Exercise task: Return the records in full, exactly as given.

Material provided:
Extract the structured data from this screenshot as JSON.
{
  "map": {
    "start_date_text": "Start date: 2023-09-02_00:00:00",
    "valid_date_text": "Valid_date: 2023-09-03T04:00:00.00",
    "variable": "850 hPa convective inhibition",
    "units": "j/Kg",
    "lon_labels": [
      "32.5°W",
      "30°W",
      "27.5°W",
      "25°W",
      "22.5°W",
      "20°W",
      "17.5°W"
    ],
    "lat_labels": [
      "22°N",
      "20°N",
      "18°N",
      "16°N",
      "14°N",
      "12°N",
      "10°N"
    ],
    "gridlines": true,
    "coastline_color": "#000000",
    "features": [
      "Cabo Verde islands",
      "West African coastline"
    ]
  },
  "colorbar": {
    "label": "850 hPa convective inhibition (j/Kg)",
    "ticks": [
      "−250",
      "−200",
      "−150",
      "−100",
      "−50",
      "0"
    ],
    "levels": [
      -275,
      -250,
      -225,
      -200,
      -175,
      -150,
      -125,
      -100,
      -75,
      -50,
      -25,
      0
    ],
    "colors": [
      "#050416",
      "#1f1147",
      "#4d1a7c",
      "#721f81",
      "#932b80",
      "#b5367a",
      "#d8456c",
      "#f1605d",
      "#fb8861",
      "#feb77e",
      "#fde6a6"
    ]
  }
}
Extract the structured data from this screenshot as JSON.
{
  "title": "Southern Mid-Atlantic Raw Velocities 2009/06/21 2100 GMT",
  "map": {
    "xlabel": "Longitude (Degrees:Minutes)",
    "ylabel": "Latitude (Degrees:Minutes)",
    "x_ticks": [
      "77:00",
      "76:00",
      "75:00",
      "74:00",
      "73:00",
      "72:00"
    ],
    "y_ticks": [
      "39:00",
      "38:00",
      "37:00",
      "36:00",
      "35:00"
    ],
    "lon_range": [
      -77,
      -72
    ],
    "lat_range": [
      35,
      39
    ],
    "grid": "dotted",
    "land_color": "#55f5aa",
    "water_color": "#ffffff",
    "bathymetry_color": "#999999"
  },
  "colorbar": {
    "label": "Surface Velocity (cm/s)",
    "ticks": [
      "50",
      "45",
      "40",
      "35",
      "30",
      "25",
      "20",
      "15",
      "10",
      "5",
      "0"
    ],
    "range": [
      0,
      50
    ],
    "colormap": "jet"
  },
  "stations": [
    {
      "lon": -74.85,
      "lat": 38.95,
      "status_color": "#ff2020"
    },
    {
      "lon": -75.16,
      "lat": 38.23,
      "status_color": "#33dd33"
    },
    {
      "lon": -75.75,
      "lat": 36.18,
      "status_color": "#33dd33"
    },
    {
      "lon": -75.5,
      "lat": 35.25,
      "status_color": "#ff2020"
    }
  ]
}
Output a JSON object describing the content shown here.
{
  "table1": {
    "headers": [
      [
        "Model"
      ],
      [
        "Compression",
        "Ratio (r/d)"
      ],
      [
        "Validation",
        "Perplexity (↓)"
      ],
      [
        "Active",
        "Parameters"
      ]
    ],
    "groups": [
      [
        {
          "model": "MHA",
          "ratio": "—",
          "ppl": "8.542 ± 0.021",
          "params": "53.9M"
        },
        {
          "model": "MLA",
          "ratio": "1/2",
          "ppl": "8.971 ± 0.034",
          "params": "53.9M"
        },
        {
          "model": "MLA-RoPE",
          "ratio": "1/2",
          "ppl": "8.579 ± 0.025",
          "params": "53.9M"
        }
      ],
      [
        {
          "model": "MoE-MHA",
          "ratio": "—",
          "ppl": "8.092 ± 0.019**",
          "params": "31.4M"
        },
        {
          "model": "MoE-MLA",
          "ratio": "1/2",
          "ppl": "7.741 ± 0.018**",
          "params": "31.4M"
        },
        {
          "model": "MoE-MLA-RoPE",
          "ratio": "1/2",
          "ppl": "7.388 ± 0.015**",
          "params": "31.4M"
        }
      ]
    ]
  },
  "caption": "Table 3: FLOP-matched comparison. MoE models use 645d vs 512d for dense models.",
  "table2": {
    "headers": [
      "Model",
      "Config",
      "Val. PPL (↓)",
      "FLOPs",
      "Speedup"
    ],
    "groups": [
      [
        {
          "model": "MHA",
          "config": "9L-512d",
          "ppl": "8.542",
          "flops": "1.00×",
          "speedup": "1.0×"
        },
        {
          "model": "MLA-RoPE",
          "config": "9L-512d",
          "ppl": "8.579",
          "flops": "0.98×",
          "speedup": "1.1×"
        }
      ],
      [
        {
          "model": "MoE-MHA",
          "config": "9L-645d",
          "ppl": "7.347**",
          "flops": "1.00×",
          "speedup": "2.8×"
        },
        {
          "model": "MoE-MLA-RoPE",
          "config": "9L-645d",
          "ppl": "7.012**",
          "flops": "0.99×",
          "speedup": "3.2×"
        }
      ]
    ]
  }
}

Result for this exercise:
Extract the structured data from this screenshot as JSON.
{
  "map": {
    "start_date_text": "Start date: 2023-09-02_00:00:00",
    "valid_date_text": "Valid_date: 2023-09-03T04:00:00.00",
    "variable": "850 hPa convective inhibition",
    "units": "j/Kg",
    "lon_labels": [
      "32.5°W",
      "30°W",
      "27.5°W",
      "25°W",
      "22.5°W",
      "20°W",
      "17.5°W"
    ],
    "lat_labels": [
      "22°N",
      "20°N",
      "18°N",
      "16°N",
      "14°N",
      "12°N",
      "10°N"
    ],
    "gridlines": true,
    "coastline_color": "#000000",
    "features": [
      "Cabo Verde islands",
      "West African coastline"
    ]
  },
  "colorbar": {
    "label": "850 hPa convective inhibition (j/Kg)",
    "ticks": [
      "−250",
      "−200",
      "−150",
      "−100",
      "−50",
      "0"
    ],
    "levels": [
      -275,
      -250,
      -225,
      -200,
      -175,
      -150,
      -125,
      -100,
      -75,
      -50,
      -25,
      0
    ],
    "colors": [
      "#050416",
      "#1f1147",
      "#4d1a7c",
      "#721f81",
      "#932b80",
      "#b5367a",
      "#d8456c",
      "#f1605d",
      "#fb8861",
      "#feb77e",
      "#fde6a6"
    ]
  }
}
Extract the structured data from this screenshot as JSON.
{
  "title": "Southern Mid-Atlantic Raw Velocities 2009/06/21 2100 GMT",
  "map": {
    "xlabel": "Longitude (Degrees:Minutes)",
    "ylabel": "Latitude (Degrees:Minutes)",
    "x_ticks": [
      "77:00",
      "76:00",
      "75:00",
      "74:00",
      "73:00",
      "72:00"
    ],
    "y_ticks": [
      "39:00",
      "38:00",
      "37:00",
      "36:00",
      "35:00"
    ],
    "lon_range": [
      -77,
      -72
    ],
    "lat_range": [
      35,
      39
    ],
    "grid": "dotted",
    "land_color": "#55f5aa",
    "water_color": "#ffffff",
    "bathymetry_color": "#999999"
  },
  "colorbar": {
    "label": "Surface Velocity (cm/s)",
    "ticks": [
      "50",
      "45",
      "40",
      "35",
      "30",
      "25",
      "20",
      "15",
      "10",
      "5",
      "0"
    ],
    "range": [
      0,
      50
    ],
    "colormap": "jet"
  },
  "stations": [
    {
      "lon": -74.85,
      "lat": 38.95,
      "status_color": "#ff2020"
    },
    {
      "lon": -75.16,
      "lat": 38.23,
      "status_color": "#33dd33"
    },
    {
      "lon": -75.75,
      "lat": 36.18,
      "status_color": "#33dd33"
    },
    {
      "lon": -75.5,
      "lat": 35.25,
      "status_color": "#ff2020"
    }
  ]
}
Output a JSON object describing the content shown here.
{
  "table1": {
    "headers": [
      [
        "Model"
      ],
      [
        "Compression",
        "Ratio (r/d)"
      ],
      [
        "Validation",
        "Perplexity (↓)"
      ],
      [
        "Active",
        "Parameters"
      ]
    ],
    "groups": [
      [
        {
          "model": "MHA",
          "ratio": "—",
          "ppl": "8.542 ± 0.021",
          "params": "53.9M"
        },
        {
          "model": "MLA",
          "ratio": "1/2",
          "ppl": "8.971 ± 0.034",
          "params": "53.9M"
        },
        {
          "model": "MLA-RoPE",
          "ratio": "1/2",
          "ppl": "8.579 ± 0.025",
          "params": "53.9M"
        }
      ],
      [
        {
          "model": "MoE-MHA",
          "ratio": "—",
          "ppl": "8.092 ± 0.019**",
          "params": "31.4M"
        },
        {
          "model": "MoE-MLA",
          "ratio": "1/2",
          "ppl": "7.741 ± 0.018**",
          "params": "31.4M"
        },
        {
          "model": "MoE-MLA-RoPE",
          "ratio": "1/2",
          "ppl": "7.388 ± 0.015**",
          "params": "31.4M"
        }
      ]
    ]
  },
  "caption": "Table 3: FLOP-matched comparison. MoE models use 645d vs 512d for dense models.",
  "table2": {
    "headers": [
      "Model",
      "Config",
      "Val. PPL (↓)",
      "FLOPs",
      "Speedup"
    ],
    "groups": [
      [
        {
          "model": "MHA",
          "config": "9L-512d",
          "ppl": "8.542",
          "flops": "1.00×",
          "speedup": "1.0×"
        },
        {
          "model": "MLA-RoPE",
          "config": "9L-512d",
          "ppl": "8.579",
          "flops": "0.98×",
          "speedup": "1.1×"
        }
      ],
      [
        {
          "model": "MoE-MHA",
          "config": "9L-645d",
          "ppl": "7.347**",
          "flops": "1.00×",
          "speedup": "2.8×"
        },
        {
          "model": "MoE-MLA-RoPE",
          "config": "9L-645d",
          "ppl": "7.012**",
          "flops": "0.99×",
          "speedup": "3.2×"
        }
      ]
    ]
  }
}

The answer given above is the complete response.